▶ **Required task A**
According to the ontological coaching excerpt, where did Robert Feather learn about the humanistic approach?
▶ **Required task B**
Pick up the article on ontological coaching for ESOL speakers after its final quoted complaint and write what comes next.

Ontological Coaching for ESOL Speakers in Professional Life

Robert Feather has been a teacher of English as a foreign language for 40 years in a range of contexts. He has worked in Egypt, Italy, Slovenia, Hungary, Russia. It was at Pilgrims in Canterbury where he learned about and began to practise the humanistic approach. This has led him to the latest personal and professional transformation – that of becoming a coach in the field of EFL.

 

When coaching is appropriate

The following are some of the participants’ complaints on the ESOL for Professionals courses I have led:

“When the phone rings and I know it’s an English native speaker, I avoid answering and let my colleagues do it.”

“I feel like an impostor when I’m at a meeting and have to speak English with native speakers.”

“The company language where I work is English, but feel it’s ridiculous to speak English with my colleagues who speak the same mother tongue as me.”

“My English is not good enough.”

“While I’m speaking, I have to check whether my grammar is correct. This takes away my spontaneity.”

“I’m not confident when I’m speaking English.”

▶ **Data listing**

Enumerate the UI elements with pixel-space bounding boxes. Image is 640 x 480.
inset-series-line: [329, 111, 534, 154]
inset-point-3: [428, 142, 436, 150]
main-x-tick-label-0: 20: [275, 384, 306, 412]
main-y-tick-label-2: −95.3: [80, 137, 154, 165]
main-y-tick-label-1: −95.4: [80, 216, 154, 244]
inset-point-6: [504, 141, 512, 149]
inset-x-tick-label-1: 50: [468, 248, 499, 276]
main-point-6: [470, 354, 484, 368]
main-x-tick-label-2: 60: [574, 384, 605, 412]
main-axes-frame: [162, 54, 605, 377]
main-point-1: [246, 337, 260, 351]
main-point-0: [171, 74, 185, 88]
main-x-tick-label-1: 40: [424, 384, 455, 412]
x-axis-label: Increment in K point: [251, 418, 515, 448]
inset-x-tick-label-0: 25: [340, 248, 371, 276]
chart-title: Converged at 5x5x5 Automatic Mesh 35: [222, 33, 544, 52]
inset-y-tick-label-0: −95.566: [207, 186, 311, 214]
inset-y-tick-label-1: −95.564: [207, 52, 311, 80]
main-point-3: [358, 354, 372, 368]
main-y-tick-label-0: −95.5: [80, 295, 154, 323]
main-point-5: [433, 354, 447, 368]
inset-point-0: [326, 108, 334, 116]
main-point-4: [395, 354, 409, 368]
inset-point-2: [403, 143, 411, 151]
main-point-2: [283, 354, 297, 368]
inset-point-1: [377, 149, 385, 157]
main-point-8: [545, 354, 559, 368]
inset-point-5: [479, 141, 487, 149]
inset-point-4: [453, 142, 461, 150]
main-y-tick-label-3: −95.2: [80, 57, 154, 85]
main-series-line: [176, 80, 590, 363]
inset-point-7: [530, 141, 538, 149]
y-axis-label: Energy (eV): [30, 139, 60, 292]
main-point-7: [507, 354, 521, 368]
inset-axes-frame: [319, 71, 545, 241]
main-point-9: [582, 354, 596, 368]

...

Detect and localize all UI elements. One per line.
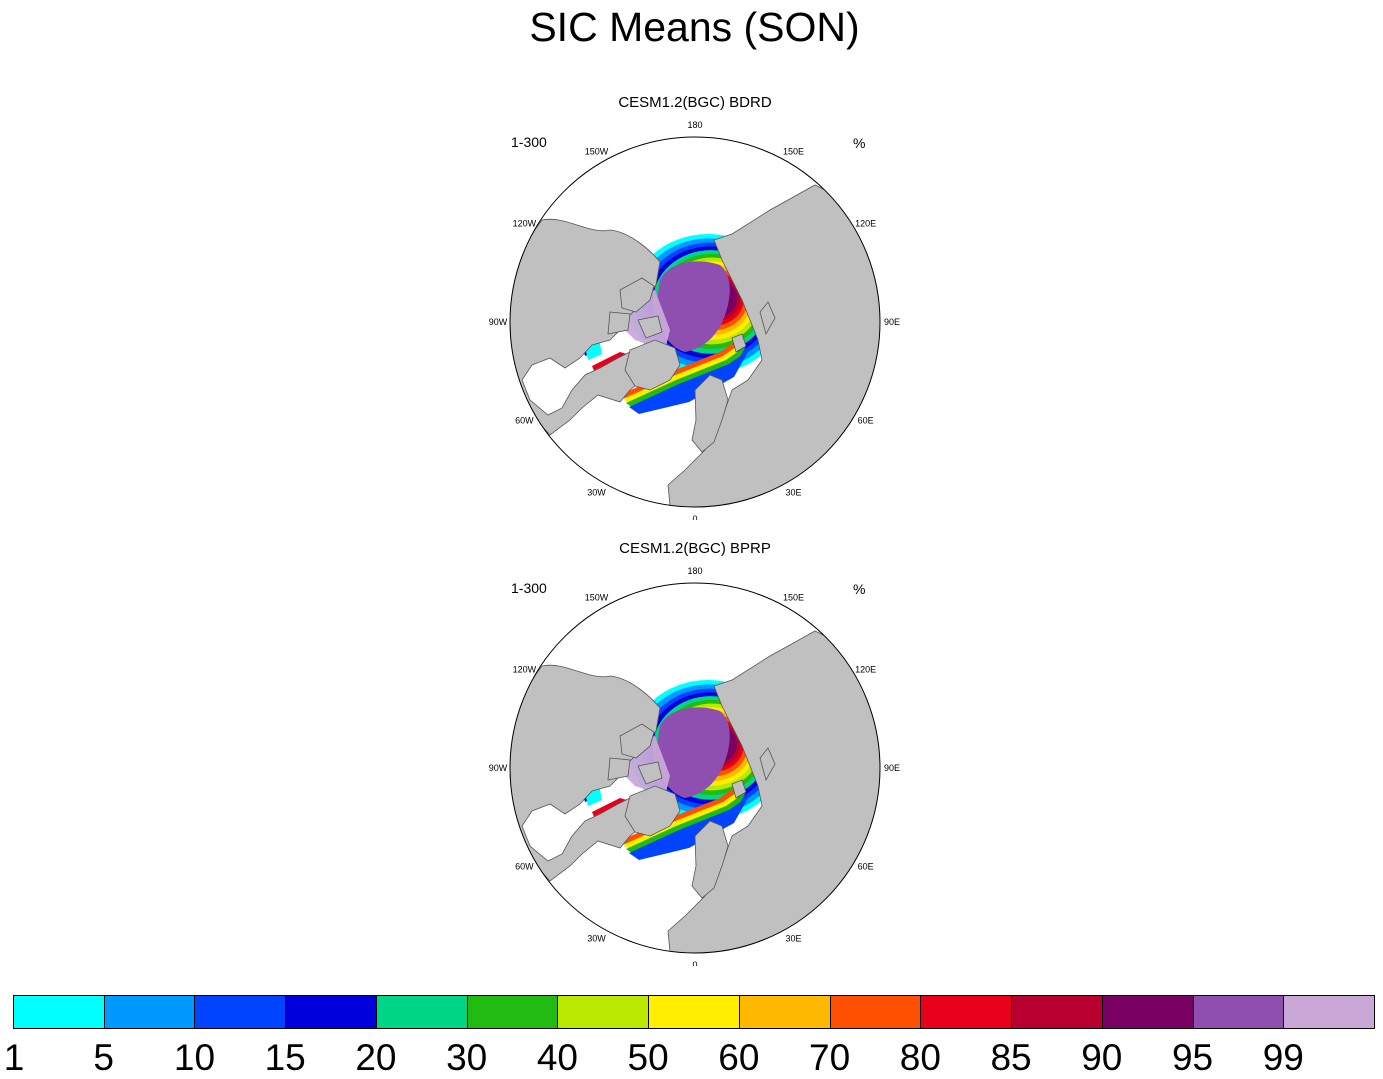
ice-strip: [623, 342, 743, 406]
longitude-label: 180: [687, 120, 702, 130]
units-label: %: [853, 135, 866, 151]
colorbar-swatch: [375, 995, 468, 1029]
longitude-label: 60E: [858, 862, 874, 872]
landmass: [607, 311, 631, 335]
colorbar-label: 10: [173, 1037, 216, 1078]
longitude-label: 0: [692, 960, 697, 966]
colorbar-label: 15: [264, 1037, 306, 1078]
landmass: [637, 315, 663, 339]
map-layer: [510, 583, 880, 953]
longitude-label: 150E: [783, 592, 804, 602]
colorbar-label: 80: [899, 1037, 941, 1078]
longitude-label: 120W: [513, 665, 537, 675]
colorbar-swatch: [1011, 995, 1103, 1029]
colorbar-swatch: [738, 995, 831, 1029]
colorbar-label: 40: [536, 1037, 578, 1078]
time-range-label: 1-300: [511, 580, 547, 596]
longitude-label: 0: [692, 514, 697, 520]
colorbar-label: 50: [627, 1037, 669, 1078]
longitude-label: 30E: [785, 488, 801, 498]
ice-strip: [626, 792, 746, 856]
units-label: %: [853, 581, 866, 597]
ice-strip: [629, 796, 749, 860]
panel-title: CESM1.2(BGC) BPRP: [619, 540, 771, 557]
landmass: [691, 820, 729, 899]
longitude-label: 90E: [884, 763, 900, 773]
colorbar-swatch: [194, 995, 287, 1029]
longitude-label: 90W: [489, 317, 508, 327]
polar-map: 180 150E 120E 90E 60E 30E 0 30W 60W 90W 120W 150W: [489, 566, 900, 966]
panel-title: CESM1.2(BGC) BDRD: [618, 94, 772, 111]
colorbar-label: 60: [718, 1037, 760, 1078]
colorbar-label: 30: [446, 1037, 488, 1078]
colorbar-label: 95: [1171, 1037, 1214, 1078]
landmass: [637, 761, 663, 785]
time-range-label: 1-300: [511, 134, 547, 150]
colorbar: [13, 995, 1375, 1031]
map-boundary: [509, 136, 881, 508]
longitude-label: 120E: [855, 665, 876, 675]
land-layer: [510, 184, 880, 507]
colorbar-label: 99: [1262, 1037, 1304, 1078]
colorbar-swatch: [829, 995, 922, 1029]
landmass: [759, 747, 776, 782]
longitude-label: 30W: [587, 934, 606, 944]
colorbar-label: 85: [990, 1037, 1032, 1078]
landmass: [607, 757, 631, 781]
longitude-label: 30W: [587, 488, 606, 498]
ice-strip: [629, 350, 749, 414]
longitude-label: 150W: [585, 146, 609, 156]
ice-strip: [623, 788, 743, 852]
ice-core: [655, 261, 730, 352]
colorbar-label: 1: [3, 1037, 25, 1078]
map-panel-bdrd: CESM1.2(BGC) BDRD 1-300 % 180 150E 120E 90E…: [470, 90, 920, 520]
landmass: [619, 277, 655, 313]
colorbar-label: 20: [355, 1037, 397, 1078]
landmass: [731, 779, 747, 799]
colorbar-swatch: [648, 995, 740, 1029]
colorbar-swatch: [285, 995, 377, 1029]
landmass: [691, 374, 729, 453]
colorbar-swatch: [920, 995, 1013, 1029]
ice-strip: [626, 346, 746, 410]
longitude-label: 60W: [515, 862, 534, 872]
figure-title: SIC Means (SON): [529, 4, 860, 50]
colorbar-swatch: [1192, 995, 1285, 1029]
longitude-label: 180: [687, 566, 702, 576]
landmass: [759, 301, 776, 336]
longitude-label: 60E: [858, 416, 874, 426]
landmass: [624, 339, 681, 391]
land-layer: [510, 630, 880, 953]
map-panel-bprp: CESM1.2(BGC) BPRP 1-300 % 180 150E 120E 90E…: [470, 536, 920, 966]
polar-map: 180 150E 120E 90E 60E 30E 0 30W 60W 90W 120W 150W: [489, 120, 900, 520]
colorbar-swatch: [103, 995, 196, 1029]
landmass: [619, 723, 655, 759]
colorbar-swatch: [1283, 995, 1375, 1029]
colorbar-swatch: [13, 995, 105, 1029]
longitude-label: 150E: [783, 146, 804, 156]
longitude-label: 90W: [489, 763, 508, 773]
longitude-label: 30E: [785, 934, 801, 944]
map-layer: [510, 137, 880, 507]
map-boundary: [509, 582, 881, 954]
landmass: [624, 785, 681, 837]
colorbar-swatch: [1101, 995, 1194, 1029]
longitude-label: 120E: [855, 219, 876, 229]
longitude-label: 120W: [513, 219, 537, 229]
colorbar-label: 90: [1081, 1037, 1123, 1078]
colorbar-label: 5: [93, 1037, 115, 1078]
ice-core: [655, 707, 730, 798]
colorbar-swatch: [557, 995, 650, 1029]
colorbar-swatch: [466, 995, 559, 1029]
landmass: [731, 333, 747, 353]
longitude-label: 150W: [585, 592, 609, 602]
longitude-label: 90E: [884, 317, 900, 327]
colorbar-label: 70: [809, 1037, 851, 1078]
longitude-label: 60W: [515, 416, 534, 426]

▶ **Exercise response A**
At Pilgrims in Canterbury.

▶ **Exercise response B**
Before I discovered the coaching approach, whenever a participant said something like the above, I felt embarrassed. I was lost for a way to respond, then I used to trot out one of the following sympathetic or teacherly replies:

“No, really, your English is good enough.”

 “Practise, practise, practise: it’s the only way.”

But every time I said something like this, I felt frustrated because the response I got was underwhelming, as if the participant was waiting for something more. Clearly, I was not responding to them at the level they were opening up, nor was it taking them any further. I can see now that they may have been crying out for a different approach even if they did not know it. I now think that it is questionable whether sympathy or teacherly reassurance is useful, though students may like these kind-hearted approaches. Like me, many other teachers may have invested a lot of themselves in the self-image of being a nice, caring, encouraging teacher. Indeed, I now realise that sympathising with complaints is merely confirming the prison this person has got themselves into – the prison of complaining. What is more useful is that participants be challenged to acknowledge their prison, to realise that, paradoxically, the bars of this prison “are not made of iron. They are made out of the attempt to get out of the prison.” (Werner Erhard, Speaking Being p304). When this realisation happens, what arises is the freedom to generate new possibilities and the commitment to realise them.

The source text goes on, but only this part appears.